===== Provided text =====

Oryzon Chief Medical Officer Dr. César Molinero explains that what sets this drug apart from the rest is that ORY-2001 doesn’t focus on alleviating the symptoms of the disease; it curbs its progress. The trial, which will be conducted at Hospital de la Santa Creu i Sant Pau Barcelona, will evaluate the safety, tolerability and pharmacokinetics of ORY-2001 in healthy subjects as well as the elderly population.

Molinero explains that the molecule slows or reverses cognitive deterioration in Alzheimer animal models, as demonstrated in preclinical studies of an oral compound that also showed the molecule to have a good safety profile. ORY-2001 is a dual LSD1-MAOB inhibitor, which is an epigenetic modulator that regulates histone methylation. In fact, epigenetic approaches to modifying several neurodegenerative diseases focus on changing patterns of gene expression in neurons and brain support cells, the glia.

=====

== Problems to work on ==
A. Summarize the passage on the drug ORY-2001 in two sentences.
B. Carry on writing the passage about the drug ORY-2001, starting right after its final sentence.
The material after this point has nothing to do with the passage on ORY-2001.

===== Excerpted records =====

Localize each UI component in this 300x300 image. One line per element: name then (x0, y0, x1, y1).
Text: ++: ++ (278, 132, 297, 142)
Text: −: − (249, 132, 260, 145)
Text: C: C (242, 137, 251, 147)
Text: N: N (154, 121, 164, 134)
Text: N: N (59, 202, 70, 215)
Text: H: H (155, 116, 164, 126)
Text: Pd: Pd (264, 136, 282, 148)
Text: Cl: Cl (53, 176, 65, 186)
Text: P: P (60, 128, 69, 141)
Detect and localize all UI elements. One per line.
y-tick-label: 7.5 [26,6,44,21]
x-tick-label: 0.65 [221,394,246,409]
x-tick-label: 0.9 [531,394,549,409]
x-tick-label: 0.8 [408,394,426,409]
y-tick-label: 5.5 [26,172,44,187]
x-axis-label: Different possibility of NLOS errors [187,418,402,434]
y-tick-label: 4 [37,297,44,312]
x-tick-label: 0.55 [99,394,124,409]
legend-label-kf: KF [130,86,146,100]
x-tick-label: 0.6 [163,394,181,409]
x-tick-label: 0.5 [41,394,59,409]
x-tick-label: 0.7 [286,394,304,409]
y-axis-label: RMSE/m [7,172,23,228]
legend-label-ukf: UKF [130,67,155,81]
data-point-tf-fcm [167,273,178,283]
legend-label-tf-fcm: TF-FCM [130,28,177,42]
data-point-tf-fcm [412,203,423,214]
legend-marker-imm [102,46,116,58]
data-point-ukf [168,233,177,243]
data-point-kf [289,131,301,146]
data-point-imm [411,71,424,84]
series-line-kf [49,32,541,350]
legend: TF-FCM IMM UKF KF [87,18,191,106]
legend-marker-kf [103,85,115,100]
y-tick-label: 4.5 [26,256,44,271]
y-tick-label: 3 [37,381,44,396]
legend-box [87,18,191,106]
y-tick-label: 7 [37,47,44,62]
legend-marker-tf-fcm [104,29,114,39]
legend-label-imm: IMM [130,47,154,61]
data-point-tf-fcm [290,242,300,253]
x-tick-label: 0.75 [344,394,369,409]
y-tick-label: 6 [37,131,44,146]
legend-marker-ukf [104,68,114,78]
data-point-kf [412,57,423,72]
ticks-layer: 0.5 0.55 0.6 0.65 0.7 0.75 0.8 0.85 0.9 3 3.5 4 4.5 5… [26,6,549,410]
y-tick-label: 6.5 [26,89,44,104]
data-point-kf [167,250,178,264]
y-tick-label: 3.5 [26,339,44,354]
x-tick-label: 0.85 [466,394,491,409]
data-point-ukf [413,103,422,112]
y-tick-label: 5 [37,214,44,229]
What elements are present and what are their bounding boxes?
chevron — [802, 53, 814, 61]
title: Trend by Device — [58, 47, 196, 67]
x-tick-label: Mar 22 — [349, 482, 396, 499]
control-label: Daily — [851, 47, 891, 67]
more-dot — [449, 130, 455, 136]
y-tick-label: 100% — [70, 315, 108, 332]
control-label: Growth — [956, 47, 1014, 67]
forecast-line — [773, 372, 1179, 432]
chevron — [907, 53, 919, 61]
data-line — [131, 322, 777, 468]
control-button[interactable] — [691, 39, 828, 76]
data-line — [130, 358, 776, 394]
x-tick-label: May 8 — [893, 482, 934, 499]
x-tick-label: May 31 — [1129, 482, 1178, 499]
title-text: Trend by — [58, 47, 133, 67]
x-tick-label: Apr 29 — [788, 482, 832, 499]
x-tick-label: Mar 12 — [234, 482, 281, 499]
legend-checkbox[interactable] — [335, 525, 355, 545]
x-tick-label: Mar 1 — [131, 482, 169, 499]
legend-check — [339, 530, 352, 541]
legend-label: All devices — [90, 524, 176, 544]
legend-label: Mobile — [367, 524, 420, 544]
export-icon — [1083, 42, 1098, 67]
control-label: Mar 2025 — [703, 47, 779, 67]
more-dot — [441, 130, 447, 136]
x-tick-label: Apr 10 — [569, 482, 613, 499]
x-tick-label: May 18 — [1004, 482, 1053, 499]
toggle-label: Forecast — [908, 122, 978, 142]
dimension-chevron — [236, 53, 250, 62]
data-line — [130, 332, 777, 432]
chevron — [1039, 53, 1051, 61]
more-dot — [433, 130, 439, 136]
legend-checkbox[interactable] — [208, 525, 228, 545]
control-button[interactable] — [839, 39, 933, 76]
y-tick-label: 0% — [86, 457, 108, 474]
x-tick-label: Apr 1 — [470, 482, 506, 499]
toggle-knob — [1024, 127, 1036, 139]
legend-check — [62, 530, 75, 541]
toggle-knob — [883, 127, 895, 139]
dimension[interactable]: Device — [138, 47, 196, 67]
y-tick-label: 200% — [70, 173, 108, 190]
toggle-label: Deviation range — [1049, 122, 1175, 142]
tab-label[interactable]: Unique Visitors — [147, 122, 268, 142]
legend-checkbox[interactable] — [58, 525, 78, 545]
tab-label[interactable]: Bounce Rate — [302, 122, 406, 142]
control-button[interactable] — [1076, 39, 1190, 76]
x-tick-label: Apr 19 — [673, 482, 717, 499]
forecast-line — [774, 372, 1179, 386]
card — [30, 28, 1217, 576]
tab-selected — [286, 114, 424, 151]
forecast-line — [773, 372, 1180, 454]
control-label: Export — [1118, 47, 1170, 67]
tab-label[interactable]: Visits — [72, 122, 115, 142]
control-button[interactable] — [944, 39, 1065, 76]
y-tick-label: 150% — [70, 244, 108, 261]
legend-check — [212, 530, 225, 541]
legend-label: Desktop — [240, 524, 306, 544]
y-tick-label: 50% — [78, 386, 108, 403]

=====

== Answer section ==
A. According to Oryzon Chief Medical Officer Dr. César Molinero, ORY-2001, a dual LSD1-MAOB inhibitor, differs from other drugs by curbing disease progress rather than easing symptoms, and preclinical studies showed it slows or reverses cognitive deterioration in Alzheimer animal models with a good safety profile. A trial at Hospital de la Santa Creu i Sant Pau Barcelona will assess its safety, tolerability and pharmacokinetics in healthy subjects and in the elderly population.

B.
In addition to the clinical trial, Oryzon Genomics will continue preclinical research into the effectiveness of the compound on other neurodegenerative diseases. César Molinero points to Parkinson and Huntington as two possible targets.

With this latest AEMPS approval, the company has now brought two molecules to the clinical phase. The first was ORY-1001 to treat Acute Myeloid Leukemia, an inhibitor now showing positive results in phase I/II A that has been licensed to Swiss multinational corporation Roche since 2014. César Molinero confirmed with Biocat that the company does not yet know when or who the ORY-2001 molecule will be licensed to.